--- start of Entries provided ---
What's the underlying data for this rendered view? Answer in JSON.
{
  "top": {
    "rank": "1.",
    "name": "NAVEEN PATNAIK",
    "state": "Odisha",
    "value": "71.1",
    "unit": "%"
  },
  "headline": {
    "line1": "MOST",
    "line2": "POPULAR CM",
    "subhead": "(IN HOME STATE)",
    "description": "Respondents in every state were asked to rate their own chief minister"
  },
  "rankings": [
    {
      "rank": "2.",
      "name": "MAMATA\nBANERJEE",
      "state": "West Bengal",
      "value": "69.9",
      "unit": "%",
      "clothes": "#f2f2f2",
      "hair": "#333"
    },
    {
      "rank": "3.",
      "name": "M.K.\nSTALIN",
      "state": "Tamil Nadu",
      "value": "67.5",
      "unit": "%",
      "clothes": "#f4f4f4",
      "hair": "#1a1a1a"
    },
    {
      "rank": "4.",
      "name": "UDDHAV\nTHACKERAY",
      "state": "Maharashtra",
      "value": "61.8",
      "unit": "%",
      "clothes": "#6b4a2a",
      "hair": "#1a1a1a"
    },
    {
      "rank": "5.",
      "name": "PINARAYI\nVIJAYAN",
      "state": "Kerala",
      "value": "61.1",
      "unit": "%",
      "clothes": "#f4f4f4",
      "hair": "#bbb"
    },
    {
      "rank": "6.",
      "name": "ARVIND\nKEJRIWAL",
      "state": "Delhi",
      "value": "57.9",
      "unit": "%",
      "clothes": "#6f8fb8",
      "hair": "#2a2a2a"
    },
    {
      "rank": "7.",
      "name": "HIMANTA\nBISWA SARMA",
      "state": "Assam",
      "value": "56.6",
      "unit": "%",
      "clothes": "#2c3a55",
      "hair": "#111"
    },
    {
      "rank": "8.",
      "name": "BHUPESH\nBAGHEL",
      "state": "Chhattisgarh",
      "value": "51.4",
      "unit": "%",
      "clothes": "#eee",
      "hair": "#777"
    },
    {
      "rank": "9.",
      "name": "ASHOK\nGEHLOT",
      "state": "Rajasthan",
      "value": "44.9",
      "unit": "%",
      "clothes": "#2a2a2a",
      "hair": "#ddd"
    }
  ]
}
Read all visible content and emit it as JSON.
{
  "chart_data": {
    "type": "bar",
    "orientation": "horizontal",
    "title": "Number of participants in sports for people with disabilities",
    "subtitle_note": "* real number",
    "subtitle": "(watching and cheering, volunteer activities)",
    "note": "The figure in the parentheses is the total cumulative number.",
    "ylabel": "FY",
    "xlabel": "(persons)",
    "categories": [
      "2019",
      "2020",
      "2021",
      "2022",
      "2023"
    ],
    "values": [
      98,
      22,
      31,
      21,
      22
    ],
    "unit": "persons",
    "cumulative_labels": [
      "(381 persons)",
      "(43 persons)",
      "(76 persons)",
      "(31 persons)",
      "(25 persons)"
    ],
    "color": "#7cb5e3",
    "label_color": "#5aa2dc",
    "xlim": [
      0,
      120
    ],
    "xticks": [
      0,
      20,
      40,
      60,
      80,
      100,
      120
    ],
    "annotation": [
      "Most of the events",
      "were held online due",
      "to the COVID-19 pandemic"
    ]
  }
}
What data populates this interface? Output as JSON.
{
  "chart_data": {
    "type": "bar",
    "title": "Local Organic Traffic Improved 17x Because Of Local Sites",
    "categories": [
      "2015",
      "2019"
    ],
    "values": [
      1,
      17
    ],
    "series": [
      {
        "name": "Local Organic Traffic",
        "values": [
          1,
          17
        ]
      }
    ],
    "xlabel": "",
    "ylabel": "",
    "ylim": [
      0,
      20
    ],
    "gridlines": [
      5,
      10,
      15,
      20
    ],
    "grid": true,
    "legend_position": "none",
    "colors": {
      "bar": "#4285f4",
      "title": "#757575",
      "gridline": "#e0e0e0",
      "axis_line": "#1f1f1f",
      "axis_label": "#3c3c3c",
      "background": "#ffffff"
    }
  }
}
--- end of Entries provided ---
**Problem**
A number is the only answer here: how many lines of the material above contain "clothes"?

**Exercise response**
8